§ WHAT IS BEING ASKED
Transcribe the listing word for word.
::::::::::
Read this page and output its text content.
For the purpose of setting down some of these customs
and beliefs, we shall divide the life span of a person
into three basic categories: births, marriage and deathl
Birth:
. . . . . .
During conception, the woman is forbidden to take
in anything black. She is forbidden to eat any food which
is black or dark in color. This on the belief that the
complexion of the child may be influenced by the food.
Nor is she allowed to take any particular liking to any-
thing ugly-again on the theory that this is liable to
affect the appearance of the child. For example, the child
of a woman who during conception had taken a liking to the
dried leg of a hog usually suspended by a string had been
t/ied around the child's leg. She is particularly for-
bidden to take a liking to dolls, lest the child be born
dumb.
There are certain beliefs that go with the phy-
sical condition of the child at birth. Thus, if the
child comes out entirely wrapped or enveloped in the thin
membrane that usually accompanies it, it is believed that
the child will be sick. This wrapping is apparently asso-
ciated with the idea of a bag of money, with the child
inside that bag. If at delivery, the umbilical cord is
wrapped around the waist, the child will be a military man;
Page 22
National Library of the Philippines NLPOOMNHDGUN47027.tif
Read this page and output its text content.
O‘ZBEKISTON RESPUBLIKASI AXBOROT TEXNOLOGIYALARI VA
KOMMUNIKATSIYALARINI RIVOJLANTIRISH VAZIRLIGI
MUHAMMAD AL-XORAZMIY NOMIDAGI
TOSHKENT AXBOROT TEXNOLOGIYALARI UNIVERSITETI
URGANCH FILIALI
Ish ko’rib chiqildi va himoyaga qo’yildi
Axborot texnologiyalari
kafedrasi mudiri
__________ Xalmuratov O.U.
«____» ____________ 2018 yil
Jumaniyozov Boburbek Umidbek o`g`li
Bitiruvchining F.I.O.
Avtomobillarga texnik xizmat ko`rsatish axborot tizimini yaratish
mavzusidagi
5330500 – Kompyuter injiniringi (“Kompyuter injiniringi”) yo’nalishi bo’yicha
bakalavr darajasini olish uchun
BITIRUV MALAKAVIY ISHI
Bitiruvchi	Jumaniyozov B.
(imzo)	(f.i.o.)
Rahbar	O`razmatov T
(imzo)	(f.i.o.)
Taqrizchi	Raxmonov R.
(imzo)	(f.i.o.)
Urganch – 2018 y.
::::::::::
§ EXERCISE OUTPUT
Read this page and output its text content.
For the purpose of setting down some of these customs
and beliefs, we shall divide the life span of a person
into three basic categories: births, marriage and deathl
Birth:
. . . . . .
During conception, the woman is forbidden to take
in anything black. She is forbidden to eat any food which
is black or dark in color. This on the belief that the
complexion of the child may be influenced by the food.
Nor is she allowed to take any particular liking to any-
thing ugly-again on the theory that this is liable to
affect the appearance of the child. For example, the child
of a woman who during conception had taken a liking to the
dried leg of a hog usually suspended by a string had been
t/ied around the child's leg. She is particularly for-
bidden to take a liking to dolls, lest the child be born
dumb.
There are certain beliefs that go with the phy-
sical condition of the child at birth. Thus, if the
child comes out entirely wrapped or enveloped in the thin
membrane that usually accompanies it, it is believed that
the child will be sick. This wrapping is apparently asso-
ciated with the idea of a bag of money, with the child
inside that bag. If at delivery, the umbilical cord is
wrapped around the waist, the child will be a military man;
Page 22
National Library of the Philippines NLPOOMNHDGUN47027.tif
Read this page and output its text content.
O‘ZBEKISTON RESPUBLIKASI AXBOROT TEXNOLOGIYALARI VA
KOMMUNIKATSIYALARINI RIVOJLANTIRISH VAZIRLIGI
MUHAMMAD AL-XORAZMIY NOMIDAGI
TOSHKENT AXBOROT TEXNOLOGIYALARI UNIVERSITETI
URGANCH FILIALI
Ish ko’rib chiqildi va himoyaga qo’yildi
Axborot texnologiyalari
kafedrasi mudiri
__________ Xalmuratov O.U.
«____» ____________ 2018 yil
Jumaniyozov Boburbek Umidbek o`g`li
Bitiruvchining F.I.O.
Avtomobillarga texnik xizmat ko`rsatish axborot tizimini yaratish
mavzusidagi
5330500 – Kompyuter injiniringi (“Kompyuter injiniringi”) yo’nalishi bo’yicha
bakalavr darajasini olish uchun
BITIRUV MALAKAVIY ISHI
Bitiruvchi	Jumaniyozov B.
(imzo)	(f.i.o.)
Rahbar	O`razmatov T
(imzo)	(f.i.o.)
Taqrizchi	Raxmonov R.
(imzo)	(f.i.o.)
Urganch – 2018 y.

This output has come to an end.